=== Selected passage ===
A showcase-ready radial-velocity fitting project for estimating single-planet orbital parameters from Doppler observations.
This rewrite replaces the original script-based prototype with a small Python package that:
- models stellar radial velocity with a Keplerian single-planet curve
- initializes the period search with a Lomb-Scargle periodogram
- fits orbital parameters with differential evolution followed by local least-squares polish
- derives an approximate planet mass and semi-major axis from the recovered fit
- renders a two-panel figure with the RV fit and a velocity-Verlet orbit visualization
- can export a GIF of the best-so-far model evolving across optimizer generations
- generates reproducible synthetic datasets so the project runs without external CSVs
- ships four public NASA Exoplanet Archive radial-velocity series for real-data demos
The fitting flow is:
- generate or load a radial-velocity time series
- estimate a dominant period (for public archive demos)
=== Source information ===
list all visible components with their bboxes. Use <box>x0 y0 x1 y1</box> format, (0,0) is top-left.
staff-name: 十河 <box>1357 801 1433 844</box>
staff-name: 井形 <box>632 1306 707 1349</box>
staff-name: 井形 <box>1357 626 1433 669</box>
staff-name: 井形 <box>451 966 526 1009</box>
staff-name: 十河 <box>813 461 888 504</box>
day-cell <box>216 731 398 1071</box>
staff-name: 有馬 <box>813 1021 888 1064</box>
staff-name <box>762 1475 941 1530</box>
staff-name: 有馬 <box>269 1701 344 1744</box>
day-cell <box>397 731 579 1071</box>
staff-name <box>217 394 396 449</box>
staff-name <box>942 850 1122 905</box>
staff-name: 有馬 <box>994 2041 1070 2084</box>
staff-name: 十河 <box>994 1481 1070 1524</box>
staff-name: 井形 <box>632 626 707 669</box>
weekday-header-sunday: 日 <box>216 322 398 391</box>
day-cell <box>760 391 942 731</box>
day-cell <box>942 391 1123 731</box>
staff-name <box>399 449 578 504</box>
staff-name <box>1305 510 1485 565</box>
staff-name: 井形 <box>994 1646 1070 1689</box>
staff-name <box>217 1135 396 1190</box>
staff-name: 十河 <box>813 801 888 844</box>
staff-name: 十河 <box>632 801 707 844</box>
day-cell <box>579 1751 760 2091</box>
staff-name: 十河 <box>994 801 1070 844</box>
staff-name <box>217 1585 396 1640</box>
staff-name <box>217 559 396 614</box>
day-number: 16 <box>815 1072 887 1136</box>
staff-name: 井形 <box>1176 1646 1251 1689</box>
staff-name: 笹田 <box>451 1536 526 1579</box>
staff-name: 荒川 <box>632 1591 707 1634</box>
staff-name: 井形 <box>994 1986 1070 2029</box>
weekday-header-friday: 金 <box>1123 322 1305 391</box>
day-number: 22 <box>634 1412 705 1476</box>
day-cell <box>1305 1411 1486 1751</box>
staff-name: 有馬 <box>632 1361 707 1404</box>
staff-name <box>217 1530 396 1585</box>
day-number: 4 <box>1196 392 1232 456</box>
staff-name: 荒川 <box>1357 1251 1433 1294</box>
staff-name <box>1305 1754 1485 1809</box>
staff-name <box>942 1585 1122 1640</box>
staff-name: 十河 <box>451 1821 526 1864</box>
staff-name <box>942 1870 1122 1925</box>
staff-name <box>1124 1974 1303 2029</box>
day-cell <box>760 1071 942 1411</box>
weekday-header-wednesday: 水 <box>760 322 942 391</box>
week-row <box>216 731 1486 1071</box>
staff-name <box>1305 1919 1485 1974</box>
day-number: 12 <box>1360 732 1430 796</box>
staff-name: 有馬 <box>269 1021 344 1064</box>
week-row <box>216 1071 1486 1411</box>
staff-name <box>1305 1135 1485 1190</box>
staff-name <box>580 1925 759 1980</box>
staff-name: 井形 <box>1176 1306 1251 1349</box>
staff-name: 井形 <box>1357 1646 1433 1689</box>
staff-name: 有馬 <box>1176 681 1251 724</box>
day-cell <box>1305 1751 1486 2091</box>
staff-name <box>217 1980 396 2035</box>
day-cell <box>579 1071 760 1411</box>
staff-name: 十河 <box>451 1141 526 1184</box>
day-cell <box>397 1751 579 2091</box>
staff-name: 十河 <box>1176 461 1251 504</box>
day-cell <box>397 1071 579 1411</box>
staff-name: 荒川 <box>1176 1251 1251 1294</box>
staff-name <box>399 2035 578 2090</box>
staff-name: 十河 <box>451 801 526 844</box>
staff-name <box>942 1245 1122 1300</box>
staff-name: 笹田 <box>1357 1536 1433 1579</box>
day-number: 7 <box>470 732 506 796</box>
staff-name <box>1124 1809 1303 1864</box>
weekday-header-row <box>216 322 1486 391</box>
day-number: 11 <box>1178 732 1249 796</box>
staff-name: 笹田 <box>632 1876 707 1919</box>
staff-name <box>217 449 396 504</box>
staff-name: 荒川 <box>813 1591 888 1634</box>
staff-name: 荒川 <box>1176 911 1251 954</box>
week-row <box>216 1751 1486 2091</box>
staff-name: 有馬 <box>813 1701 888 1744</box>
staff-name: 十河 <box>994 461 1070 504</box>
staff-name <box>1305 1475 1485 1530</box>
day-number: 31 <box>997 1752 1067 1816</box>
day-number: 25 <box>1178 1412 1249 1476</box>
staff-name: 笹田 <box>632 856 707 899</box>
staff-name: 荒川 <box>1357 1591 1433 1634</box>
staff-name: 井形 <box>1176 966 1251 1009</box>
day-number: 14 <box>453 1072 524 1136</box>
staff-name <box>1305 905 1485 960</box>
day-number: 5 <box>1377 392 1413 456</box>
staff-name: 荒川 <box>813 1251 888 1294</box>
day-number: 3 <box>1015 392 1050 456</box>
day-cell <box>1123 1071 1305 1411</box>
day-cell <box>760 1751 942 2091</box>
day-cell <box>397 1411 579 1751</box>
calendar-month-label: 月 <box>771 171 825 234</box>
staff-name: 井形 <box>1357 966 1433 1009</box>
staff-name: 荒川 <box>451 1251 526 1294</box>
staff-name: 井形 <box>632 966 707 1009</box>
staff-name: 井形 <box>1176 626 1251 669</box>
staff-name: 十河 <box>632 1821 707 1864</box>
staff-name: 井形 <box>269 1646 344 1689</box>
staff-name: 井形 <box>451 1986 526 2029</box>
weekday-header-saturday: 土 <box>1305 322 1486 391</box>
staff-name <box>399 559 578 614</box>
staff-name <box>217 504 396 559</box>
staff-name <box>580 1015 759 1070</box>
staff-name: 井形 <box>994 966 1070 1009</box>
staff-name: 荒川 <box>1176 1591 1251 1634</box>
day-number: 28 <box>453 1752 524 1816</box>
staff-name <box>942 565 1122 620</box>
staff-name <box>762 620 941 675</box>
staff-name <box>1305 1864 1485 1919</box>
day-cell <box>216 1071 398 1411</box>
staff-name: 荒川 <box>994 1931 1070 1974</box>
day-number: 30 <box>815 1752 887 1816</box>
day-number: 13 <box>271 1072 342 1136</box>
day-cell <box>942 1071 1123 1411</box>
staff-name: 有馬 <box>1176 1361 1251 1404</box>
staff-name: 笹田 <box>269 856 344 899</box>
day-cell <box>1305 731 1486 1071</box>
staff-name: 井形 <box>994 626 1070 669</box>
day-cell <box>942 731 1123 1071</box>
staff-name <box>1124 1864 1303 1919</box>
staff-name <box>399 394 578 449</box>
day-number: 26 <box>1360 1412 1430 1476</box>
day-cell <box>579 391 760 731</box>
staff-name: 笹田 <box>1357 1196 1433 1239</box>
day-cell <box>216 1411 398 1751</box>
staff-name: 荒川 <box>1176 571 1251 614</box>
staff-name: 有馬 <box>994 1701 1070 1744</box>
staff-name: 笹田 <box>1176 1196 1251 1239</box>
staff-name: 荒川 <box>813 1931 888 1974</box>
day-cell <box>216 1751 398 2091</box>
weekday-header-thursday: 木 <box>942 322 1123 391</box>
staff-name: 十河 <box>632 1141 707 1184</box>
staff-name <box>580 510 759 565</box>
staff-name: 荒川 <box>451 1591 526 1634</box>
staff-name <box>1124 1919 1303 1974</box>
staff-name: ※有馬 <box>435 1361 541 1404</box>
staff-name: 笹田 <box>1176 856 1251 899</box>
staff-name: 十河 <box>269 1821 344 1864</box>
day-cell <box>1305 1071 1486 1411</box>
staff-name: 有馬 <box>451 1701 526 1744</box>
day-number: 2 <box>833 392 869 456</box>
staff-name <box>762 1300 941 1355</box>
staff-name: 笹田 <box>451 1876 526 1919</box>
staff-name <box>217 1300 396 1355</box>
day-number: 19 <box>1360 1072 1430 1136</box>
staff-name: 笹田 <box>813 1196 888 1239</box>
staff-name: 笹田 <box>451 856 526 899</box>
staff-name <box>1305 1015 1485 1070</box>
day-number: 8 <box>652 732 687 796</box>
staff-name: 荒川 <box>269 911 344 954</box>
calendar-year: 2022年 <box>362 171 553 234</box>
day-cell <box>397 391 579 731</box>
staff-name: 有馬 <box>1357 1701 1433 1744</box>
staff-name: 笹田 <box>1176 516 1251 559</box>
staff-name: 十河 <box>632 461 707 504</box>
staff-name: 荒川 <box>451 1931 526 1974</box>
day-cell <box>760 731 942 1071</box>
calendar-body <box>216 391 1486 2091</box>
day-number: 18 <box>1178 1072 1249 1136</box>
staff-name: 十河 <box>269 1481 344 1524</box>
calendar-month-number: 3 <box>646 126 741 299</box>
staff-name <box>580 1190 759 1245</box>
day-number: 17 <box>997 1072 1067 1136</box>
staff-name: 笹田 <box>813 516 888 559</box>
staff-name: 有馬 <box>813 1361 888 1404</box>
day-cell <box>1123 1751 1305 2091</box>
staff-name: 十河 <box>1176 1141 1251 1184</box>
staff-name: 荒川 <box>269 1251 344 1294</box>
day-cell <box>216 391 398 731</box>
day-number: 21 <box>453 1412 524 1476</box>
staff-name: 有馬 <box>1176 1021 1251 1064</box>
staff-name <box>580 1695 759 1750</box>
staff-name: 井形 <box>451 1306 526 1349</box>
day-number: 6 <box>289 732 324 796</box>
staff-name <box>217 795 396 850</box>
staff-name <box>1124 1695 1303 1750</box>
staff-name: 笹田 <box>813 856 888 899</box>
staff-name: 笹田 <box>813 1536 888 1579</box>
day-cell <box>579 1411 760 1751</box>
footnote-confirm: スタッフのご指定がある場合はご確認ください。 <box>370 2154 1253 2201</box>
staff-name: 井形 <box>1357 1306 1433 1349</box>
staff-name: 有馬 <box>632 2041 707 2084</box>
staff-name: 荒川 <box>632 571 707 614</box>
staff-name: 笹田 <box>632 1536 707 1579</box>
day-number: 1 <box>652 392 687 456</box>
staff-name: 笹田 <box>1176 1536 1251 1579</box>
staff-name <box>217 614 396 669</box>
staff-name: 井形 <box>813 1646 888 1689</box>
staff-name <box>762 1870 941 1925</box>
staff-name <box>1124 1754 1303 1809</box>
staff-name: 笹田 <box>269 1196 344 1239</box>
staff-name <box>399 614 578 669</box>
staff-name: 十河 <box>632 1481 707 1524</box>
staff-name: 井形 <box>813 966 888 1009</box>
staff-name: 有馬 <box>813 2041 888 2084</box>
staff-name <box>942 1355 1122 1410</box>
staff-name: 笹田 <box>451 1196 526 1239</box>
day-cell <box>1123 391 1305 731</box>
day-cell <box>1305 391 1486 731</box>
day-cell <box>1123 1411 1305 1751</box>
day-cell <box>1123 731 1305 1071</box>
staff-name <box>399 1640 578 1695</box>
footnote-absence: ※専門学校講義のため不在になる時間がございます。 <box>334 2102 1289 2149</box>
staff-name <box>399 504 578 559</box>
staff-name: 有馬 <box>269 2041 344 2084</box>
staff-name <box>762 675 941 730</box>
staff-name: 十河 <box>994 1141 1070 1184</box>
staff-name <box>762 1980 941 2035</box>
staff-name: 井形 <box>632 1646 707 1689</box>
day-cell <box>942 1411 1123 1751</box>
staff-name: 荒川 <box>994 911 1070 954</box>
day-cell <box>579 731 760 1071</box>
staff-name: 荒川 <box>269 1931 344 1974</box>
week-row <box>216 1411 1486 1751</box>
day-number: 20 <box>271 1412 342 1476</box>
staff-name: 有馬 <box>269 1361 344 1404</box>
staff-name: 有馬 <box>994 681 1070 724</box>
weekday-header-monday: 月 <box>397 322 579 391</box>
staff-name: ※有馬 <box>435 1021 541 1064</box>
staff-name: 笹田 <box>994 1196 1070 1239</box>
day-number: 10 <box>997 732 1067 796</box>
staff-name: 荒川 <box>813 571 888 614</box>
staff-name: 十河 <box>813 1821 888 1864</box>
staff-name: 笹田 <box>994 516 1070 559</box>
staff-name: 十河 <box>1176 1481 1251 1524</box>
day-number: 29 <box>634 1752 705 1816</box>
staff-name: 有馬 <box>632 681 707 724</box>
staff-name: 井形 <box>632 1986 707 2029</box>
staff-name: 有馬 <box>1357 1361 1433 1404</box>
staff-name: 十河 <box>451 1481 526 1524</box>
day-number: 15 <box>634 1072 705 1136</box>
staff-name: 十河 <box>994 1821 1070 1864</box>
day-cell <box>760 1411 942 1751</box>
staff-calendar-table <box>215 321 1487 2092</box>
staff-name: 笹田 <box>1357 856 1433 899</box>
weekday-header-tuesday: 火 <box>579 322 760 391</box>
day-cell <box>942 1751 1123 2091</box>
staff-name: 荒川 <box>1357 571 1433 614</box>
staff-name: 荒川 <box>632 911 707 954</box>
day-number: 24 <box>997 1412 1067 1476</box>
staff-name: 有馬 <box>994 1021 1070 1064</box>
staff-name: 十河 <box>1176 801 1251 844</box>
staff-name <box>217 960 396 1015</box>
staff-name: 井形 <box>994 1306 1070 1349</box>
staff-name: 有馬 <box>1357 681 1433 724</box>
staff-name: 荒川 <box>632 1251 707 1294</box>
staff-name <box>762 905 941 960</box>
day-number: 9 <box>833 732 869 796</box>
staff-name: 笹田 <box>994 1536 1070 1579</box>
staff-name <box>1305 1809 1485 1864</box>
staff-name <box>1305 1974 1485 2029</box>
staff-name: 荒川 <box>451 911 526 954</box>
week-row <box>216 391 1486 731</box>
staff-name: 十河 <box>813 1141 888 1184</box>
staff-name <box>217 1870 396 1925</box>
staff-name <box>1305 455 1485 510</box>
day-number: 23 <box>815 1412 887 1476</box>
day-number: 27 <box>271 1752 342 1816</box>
===
## Problem A
Check each statement against the radial-velocity project summary and say yes or no, quoting the words from it that decide the answer: (i) The period search is initialized with a Lomb-Scargle periodogram. (ii) The package models radial velocity for systems with several planets. (iii) The project ships five public NASA Exoplanet Archive series.
## Problem B
Change "differential evolution" to "simulated annealing" in the radial-velocity project summary, writing out the part that opens with the words containing "This rewrite replaces" and closes with "public archive demos)".
These data entries come from a separate source.

## Task answer A
(i) Yes: "initializes the period search with a Lomb-Scargle periodogram"
(ii) No: "models stellar radial velocity with a Keplerian single-planet curve"
(iii) No: "ships four public NASA Exoplanet Archive radial-velocity series for real-data demos"

## Task answer B
This rewrite replaces the original script-based prototype with a small Python package that:
- models stellar radial velocity with a Keplerian single-planet curve
- initializes the period search with a Lomb-Scargle periodogram
- fits orbital parameters with simulated annealing followed by local least-squares polish
- derives an approximate planet mass and semi-major axis from the recovered fit
- renders a two-panel figure with the RV fit and a velocity-Verlet orbit visualization
- can export a GIF of the best-so-far model evolving across optimizer generations
- generates reproducible synthetic datasets so the project runs without external CSVs
- ships four public NASA Exoplanet Archive radial-velocity series for real-data demos
The fitting flow is:
- generate or load a radial-velocity time series
- estimate a dominant period (for public archive demos)